* **Material shown**
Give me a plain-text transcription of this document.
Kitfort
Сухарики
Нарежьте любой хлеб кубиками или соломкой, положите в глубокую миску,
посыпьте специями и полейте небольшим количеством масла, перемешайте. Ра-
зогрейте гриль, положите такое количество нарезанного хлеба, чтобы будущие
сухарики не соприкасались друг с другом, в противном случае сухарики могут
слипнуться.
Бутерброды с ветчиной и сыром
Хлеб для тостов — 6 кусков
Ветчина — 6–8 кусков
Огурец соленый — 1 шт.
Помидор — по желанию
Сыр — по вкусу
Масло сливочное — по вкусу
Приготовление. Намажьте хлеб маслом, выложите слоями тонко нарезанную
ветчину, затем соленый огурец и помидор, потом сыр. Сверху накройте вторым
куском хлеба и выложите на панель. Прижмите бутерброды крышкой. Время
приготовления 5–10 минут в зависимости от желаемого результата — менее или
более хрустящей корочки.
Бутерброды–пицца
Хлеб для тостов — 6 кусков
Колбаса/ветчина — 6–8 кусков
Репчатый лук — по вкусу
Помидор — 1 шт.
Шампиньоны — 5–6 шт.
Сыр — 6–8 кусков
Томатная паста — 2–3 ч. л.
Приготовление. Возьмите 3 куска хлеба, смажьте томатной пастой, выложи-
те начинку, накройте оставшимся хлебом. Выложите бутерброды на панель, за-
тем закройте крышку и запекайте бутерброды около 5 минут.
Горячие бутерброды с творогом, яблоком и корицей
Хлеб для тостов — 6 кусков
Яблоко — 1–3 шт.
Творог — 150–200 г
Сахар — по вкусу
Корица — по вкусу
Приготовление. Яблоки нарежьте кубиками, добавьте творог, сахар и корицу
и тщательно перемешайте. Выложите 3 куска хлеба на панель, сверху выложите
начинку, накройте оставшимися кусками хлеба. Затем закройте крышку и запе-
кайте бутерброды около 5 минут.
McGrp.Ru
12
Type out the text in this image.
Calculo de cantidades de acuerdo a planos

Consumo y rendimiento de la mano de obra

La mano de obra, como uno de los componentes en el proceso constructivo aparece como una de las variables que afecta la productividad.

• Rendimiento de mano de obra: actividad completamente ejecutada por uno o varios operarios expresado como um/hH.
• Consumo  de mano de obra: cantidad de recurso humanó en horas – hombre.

* **Problem to solve**
Give back exactly the lines running from the line containing "Type out the text in this image." through the end of the material above, both included, and nothing beyond them.

* **Full answer**
Type out the text in this image.
Calculo de cantidades de acuerdo a planos

Consumo y rendimiento de la mano de obra

La mano de obra, como uno de los componentes en el proceso constructivo aparece como una de las variables que afecta la productividad.

• Rendimiento de mano de obra: actividad completamente ejecutada por uno o varios operarios expresado como um/hH.
• Consumo  de mano de obra: cantidad de recurso humanó en horas – hombre.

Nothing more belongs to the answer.